▶ [Brief]:
Using the data beneath, show every line that includes the word "SYNODUS".
═════ Records for this exercise ═════
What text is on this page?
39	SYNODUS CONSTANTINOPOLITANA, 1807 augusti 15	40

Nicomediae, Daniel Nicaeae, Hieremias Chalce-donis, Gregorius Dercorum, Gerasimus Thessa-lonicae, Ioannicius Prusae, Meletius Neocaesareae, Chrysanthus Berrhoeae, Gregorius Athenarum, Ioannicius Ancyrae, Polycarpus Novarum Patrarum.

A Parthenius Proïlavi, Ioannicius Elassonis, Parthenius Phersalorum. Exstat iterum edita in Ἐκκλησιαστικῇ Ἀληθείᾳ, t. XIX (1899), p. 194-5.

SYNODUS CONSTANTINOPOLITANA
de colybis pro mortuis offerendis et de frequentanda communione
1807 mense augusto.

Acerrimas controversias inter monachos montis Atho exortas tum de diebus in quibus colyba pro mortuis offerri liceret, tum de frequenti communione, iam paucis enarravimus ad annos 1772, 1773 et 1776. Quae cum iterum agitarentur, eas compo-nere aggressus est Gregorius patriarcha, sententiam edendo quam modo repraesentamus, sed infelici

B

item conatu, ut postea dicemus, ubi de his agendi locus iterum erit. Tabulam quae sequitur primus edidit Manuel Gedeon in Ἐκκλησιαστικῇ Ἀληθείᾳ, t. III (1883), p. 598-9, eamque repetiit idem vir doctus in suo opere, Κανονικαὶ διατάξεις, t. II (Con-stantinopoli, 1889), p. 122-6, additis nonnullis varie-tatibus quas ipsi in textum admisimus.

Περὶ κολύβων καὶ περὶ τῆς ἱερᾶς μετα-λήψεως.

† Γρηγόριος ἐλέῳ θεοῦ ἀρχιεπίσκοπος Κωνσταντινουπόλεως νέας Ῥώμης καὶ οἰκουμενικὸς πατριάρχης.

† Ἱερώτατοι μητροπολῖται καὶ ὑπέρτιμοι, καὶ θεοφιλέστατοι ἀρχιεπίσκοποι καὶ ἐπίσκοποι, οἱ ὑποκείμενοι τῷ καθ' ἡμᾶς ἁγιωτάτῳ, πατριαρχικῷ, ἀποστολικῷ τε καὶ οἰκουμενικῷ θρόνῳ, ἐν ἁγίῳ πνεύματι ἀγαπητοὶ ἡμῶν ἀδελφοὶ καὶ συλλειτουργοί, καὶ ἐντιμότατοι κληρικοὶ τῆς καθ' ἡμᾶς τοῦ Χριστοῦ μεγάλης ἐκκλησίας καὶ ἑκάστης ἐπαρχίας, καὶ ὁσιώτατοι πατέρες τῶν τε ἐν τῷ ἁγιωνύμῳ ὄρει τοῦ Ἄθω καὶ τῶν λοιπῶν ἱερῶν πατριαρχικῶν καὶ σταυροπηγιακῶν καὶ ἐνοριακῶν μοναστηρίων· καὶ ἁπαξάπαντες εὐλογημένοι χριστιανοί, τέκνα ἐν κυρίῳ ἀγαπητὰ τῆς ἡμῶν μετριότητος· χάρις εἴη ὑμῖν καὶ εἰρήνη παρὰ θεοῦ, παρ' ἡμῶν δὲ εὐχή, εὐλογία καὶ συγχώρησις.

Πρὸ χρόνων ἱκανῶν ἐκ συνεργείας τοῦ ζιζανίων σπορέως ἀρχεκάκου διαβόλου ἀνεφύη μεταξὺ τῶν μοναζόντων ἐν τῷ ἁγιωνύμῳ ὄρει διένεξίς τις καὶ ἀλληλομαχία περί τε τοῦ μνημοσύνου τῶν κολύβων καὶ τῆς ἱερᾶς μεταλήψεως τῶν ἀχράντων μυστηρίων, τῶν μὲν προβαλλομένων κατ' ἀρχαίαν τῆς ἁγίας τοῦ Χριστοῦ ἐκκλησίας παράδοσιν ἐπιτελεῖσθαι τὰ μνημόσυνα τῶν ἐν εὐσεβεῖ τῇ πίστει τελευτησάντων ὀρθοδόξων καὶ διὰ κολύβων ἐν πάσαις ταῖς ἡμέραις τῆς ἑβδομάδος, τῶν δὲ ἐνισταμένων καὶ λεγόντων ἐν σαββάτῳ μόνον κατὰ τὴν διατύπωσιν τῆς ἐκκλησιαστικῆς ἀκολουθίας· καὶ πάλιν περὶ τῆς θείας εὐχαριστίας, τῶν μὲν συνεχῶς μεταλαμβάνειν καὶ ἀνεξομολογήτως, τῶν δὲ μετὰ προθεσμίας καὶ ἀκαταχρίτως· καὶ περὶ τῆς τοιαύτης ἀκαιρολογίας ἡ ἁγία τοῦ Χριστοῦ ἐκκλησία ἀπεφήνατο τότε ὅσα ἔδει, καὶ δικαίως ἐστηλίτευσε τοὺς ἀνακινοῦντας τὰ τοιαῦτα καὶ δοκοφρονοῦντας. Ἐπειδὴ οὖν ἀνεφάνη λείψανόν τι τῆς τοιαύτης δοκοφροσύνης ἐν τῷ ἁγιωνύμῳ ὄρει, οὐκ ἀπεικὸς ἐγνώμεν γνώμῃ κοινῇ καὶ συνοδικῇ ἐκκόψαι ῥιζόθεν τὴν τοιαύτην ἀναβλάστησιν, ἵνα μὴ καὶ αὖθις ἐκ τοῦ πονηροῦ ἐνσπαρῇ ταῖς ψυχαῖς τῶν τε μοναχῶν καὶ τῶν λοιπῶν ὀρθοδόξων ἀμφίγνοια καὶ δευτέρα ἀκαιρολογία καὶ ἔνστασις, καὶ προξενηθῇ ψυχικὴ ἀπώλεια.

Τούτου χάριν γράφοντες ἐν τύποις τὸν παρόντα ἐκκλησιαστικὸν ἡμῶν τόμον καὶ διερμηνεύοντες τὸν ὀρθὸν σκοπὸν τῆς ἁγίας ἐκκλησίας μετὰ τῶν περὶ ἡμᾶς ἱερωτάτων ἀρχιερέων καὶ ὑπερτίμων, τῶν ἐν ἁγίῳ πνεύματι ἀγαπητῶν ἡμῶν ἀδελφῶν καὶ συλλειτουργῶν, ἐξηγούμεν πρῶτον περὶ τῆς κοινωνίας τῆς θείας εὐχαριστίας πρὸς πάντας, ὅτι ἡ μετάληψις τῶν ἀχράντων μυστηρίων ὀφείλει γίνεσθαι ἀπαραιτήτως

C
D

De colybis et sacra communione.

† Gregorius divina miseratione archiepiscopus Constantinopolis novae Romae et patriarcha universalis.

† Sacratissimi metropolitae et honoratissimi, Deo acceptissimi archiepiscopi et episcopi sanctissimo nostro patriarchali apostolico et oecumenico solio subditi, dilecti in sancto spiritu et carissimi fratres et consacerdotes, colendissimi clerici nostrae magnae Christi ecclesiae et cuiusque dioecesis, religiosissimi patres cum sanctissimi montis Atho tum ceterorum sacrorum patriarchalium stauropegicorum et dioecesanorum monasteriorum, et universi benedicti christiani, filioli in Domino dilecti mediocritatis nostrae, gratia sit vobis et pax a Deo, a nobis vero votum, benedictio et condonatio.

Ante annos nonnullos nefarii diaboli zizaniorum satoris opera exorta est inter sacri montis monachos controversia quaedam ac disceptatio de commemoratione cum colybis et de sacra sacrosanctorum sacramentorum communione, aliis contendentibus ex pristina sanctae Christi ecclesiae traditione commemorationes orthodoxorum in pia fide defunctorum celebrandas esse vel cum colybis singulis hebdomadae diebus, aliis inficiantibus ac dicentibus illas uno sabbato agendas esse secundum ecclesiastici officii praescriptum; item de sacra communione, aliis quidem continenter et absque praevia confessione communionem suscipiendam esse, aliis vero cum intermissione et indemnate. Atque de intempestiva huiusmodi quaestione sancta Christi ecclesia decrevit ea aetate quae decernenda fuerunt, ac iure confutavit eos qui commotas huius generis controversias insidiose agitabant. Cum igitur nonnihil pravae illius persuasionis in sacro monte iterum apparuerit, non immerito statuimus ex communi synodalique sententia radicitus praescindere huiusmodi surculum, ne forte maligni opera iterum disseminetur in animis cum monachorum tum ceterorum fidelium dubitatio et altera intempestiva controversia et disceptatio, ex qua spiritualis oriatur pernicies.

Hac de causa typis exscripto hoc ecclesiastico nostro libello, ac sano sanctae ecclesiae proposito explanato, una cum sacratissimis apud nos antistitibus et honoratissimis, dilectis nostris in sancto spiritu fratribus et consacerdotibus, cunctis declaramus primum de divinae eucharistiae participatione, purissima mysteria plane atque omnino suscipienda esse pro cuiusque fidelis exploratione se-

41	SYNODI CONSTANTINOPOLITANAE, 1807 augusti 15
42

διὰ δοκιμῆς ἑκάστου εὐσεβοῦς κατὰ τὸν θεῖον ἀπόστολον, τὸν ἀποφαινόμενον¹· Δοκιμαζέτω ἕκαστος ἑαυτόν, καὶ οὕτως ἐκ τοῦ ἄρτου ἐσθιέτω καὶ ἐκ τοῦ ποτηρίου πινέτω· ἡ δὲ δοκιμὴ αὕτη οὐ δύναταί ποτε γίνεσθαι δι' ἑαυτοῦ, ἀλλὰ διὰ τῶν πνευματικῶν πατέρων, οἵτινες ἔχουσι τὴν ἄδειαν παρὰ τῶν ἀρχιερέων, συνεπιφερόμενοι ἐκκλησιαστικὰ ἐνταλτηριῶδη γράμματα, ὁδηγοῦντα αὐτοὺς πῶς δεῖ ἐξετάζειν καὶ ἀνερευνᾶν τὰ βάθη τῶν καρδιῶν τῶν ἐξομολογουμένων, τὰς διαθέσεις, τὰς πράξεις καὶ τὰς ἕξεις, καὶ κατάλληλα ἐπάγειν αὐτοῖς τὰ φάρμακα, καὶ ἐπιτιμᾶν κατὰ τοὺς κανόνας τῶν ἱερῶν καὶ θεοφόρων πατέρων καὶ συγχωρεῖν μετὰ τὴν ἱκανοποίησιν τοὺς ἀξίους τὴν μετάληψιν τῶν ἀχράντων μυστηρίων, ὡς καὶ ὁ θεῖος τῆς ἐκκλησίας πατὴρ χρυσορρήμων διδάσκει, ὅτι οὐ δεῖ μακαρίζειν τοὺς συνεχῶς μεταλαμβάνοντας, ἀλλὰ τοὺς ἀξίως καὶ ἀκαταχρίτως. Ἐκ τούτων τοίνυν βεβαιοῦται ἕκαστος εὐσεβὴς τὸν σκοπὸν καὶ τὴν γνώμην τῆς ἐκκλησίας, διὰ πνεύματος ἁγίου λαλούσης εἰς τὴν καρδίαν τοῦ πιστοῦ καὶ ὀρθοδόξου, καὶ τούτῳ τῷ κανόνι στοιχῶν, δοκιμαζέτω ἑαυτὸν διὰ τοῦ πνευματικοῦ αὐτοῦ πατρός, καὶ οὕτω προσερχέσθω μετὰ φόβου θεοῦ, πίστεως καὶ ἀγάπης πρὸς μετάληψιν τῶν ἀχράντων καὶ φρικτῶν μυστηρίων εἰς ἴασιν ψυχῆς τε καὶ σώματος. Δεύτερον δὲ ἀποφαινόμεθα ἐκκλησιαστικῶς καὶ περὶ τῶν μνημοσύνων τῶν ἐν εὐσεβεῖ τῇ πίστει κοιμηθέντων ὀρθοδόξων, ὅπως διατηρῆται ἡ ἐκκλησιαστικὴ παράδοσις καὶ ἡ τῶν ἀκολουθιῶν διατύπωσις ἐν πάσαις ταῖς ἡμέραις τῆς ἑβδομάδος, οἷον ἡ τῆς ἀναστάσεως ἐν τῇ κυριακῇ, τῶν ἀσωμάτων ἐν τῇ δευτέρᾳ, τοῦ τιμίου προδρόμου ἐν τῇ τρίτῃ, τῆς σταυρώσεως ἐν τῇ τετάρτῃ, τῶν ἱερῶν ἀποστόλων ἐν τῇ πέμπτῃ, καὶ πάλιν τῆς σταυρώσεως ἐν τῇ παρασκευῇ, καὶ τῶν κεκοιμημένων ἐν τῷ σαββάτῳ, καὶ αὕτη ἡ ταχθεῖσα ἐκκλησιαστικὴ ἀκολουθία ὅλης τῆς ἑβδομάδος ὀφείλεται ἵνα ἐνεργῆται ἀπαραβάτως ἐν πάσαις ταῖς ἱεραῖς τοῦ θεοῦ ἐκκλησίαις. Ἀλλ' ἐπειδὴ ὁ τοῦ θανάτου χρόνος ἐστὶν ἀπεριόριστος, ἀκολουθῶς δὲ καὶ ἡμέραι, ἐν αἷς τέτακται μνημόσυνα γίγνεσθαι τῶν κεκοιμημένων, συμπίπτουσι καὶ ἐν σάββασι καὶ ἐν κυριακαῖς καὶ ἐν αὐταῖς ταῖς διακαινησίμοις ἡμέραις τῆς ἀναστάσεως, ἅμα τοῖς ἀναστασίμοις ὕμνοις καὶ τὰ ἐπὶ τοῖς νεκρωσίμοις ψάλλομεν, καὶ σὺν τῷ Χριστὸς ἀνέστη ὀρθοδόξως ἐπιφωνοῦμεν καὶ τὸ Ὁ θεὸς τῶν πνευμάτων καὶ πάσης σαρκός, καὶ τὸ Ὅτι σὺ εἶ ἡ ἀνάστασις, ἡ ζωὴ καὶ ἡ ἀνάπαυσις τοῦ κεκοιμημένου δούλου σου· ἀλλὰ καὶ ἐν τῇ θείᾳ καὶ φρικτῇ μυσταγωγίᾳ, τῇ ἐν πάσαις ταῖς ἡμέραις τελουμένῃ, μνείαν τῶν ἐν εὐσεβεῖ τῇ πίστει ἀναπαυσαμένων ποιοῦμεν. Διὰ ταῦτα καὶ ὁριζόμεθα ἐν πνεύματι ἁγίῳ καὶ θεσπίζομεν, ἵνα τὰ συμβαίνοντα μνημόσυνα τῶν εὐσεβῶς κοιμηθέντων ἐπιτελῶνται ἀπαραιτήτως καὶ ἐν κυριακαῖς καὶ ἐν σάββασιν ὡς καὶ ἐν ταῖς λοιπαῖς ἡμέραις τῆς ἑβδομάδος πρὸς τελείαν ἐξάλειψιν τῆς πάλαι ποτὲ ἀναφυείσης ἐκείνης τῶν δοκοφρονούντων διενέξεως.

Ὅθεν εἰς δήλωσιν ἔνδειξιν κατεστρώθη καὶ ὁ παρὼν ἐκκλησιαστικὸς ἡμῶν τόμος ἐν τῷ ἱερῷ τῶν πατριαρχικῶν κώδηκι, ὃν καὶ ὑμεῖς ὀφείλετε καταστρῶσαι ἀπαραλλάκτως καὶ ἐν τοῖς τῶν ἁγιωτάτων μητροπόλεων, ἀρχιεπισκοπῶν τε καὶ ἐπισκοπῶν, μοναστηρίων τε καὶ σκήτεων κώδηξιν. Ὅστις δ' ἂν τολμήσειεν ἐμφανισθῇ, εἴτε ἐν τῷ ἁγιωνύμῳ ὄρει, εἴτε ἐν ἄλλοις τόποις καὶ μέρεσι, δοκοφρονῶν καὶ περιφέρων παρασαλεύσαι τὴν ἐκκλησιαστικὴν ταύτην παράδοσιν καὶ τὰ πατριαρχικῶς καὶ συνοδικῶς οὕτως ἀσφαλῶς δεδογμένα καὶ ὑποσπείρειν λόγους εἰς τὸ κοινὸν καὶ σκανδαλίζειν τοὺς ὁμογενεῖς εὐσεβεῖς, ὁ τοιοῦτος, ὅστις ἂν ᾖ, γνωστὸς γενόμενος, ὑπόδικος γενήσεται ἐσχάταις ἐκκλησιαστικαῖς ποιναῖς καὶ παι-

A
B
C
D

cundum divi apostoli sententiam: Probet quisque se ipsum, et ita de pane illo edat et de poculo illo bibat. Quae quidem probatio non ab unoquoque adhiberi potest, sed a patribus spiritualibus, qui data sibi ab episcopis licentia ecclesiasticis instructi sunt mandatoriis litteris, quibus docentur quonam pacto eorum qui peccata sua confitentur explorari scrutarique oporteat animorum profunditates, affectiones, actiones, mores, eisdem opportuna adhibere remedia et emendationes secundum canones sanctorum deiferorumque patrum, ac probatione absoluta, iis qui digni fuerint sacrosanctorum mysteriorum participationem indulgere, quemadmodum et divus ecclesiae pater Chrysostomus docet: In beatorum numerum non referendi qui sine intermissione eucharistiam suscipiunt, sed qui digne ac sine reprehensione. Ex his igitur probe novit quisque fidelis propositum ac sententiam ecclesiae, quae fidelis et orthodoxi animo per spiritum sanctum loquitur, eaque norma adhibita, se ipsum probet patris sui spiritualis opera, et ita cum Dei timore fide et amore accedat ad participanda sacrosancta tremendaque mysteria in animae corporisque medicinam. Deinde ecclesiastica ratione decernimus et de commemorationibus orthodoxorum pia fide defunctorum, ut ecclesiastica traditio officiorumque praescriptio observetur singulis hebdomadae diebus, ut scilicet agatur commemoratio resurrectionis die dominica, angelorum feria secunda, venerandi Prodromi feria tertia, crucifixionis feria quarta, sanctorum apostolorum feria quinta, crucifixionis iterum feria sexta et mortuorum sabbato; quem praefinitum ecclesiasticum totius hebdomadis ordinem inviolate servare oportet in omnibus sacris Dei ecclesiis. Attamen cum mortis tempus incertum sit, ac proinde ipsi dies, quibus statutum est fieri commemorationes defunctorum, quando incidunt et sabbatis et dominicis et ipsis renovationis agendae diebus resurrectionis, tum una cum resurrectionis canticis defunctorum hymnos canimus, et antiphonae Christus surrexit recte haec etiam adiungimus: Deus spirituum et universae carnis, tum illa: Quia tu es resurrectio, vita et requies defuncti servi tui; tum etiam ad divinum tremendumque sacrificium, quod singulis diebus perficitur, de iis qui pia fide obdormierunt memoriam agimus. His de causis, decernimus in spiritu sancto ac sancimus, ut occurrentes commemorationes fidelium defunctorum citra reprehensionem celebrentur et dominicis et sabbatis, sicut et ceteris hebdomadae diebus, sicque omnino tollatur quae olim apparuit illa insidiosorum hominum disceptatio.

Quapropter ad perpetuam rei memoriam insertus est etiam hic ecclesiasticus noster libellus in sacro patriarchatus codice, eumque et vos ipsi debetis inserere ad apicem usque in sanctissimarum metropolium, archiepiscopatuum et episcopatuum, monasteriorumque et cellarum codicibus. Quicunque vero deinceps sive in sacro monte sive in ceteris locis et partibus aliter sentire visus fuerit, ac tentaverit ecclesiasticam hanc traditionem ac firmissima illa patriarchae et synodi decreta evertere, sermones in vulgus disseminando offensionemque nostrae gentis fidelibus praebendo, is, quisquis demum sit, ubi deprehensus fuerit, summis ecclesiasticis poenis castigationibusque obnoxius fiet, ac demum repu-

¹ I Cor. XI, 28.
═════
▶ [Worked answer]:
39	SYNODUS CONSTANTINOPOLITANA, 1807 augusti 15	40
SYNODUS CONSTANTINOPOLITANA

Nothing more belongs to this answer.